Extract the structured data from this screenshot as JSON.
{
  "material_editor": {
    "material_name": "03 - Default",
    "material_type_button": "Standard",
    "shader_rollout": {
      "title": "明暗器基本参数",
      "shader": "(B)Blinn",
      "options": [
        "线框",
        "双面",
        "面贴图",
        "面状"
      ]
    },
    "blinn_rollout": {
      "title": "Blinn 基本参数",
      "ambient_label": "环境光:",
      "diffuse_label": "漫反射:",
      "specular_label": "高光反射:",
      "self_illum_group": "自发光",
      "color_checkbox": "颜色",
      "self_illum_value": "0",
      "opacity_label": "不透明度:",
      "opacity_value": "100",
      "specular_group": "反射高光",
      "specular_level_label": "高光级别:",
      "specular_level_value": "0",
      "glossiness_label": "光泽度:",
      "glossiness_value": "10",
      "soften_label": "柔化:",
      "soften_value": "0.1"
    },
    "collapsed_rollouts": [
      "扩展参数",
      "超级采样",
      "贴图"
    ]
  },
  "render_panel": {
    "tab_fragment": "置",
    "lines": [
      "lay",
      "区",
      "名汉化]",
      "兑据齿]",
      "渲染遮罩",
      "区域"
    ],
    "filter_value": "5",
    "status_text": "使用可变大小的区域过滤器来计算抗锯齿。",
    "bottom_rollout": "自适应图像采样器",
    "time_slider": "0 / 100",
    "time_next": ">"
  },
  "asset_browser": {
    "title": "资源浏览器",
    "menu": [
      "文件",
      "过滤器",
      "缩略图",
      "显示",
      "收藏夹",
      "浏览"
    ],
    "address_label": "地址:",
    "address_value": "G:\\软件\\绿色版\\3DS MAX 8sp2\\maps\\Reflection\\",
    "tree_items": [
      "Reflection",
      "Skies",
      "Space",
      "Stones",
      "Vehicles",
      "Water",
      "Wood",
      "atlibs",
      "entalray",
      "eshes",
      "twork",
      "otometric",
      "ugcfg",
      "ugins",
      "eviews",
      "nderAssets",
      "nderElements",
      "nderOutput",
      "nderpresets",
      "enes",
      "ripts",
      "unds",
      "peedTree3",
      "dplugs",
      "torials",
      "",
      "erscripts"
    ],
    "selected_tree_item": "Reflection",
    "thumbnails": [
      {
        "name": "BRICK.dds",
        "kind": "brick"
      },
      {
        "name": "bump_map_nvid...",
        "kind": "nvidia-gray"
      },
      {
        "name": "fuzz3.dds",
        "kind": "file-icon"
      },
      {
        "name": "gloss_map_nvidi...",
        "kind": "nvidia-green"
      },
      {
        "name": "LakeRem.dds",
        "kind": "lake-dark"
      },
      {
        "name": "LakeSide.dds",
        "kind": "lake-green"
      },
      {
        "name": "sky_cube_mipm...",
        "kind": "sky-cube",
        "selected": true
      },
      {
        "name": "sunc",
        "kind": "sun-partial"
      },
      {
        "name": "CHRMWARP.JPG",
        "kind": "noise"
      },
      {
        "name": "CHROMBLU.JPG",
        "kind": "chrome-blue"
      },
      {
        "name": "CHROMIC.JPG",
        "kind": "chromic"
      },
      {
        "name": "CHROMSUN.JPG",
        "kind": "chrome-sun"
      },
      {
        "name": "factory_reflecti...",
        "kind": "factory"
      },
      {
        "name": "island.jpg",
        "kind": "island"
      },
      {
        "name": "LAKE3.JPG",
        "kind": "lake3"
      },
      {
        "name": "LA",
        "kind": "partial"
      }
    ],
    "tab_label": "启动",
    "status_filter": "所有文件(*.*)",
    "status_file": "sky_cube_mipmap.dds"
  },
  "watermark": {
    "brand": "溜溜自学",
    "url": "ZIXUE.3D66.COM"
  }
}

» Task to complete: Every entry should be output exactly as written, please.

» The answer:
Extract the structured data from this screenshot as JSON.
{
  "material_editor": {
    "material_name": "03 - Default",
    "material_type_button": "Standard",
    "shader_rollout": {
      "title": "明暗器基本参数",
      "shader": "(B)Blinn",
      "options": [
        "线框",
        "双面",
        "面贴图",
        "面状"
      ]
    },
    "blinn_rollout": {
      "title": "Blinn 基本参数",
      "ambient_label": "环境光:",
      "diffuse_label": "漫反射:",
      "specular_label": "高光反射:",
      "self_illum_group": "自发光",
      "color_checkbox": "颜色",
      "self_illum_value": "0",
      "opacity_label": "不透明度:",
      "opacity_value": "100",
      "specular_group": "反射高光",
      "specular_level_label": "高光级别:",
      "specular_level_value": "0",
      "glossiness_label": "光泽度:",
      "glossiness_value": "10",
      "soften_label": "柔化:",
      "soften_value": "0.1"
    },
    "collapsed_rollouts": [
      "扩展参数",
      "超级采样",
      "贴图"
    ]
  },
  "render_panel": {
    "tab_fragment": "置",
    "lines": [
      "lay",
      "区",
      "名汉化]",
      "兑据齿]",
      "渲染遮罩",
      "区域"
    ],
    "filter_value": "5",
    "status_text": "使用可变大小的区域过滤器来计算抗锯齿。",
    "bottom_rollout": "自适应图像采样器",
    "time_slider": "0 / 100",
    "time_next": ">"
  },
  "asset_browser": {
    "title": "资源浏览器",
    "menu": [
      "文件",
      "过滤器",
      "缩略图",
      "显示",
      "收藏夹",
      "浏览"
    ],
    "address_label": "地址:",
    "address_value": "G:\\软件\\绿色版\\3DS MAX 8sp2\\maps\\Reflection\\",
    "tree_items": [
      "Reflection",
      "Skies",
      "Space",
      "Stones",
      "Vehicles",
      "Water",
      "Wood",
      "atlibs",
      "entalray",
      "eshes",
      "twork",
      "otometric",
      "ugcfg",
      "ugins",
      "eviews",
      "nderAssets",
      "nderElements",
      "nderOutput",
      "nderpresets",
      "enes",
      "ripts",
      "unds",
      "peedTree3",
      "dplugs",
      "torials",
      "",
      "erscripts"
    ],
    "selected_tree_item": "Reflection",
    "thumbnails": [
      {
        "name": "BRICK.dds",
        "kind": "brick"
      },
      {
        "name": "bump_map_nvid...",
        "kind": "nvidia-gray"
      },
      {
        "name": "fuzz3.dds",
        "kind": "file-icon"
      },
      {
        "name": "gloss_map_nvidi...",
        "kind": "nvidia-green"
      },
      {
        "name": "LakeRem.dds",
        "kind": "lake-dark"
      },
      {
        "name": "LakeSide.dds",
        "kind": "lake-green"
      },
      {
        "name": "sky_cube_mipm...",
        "kind": "sky-cube",
        "selected": true
      },
      {
        "name": "sunc",
        "kind": "sun-partial"
      },
      {
        "name": "CHRMWARP.JPG",
        "kind": "noise"
      },
      {
        "name": "CHROMBLU.JPG",
        "kind": "chrome-blue"
      },
      {
        "name": "CHROMIC.JPG",
        "kind": "chromic"
      },
      {
        "name": "CHROMSUN.JPG",
        "kind": "chrome-sun"
      },
      {
        "name": "factory_reflecti...",
        "kind": "factory"
      },
      {
        "name": "island.jpg",
        "kind": "island"
      },
      {
        "name": "LAKE3.JPG",
        "kind": "lake3"
      },
      {
        "name": "LA",
        "kind": "partial"
      }
    ],
    "tab_label": "启动",
    "status_filter": "所有文件(*.*)",
    "status_file": "sky_cube_mipmap.dds"
  },
  "watermark": {
    "brand": "溜溜自学",
    "url": "ZIXUE.3D66.COM"
  }
}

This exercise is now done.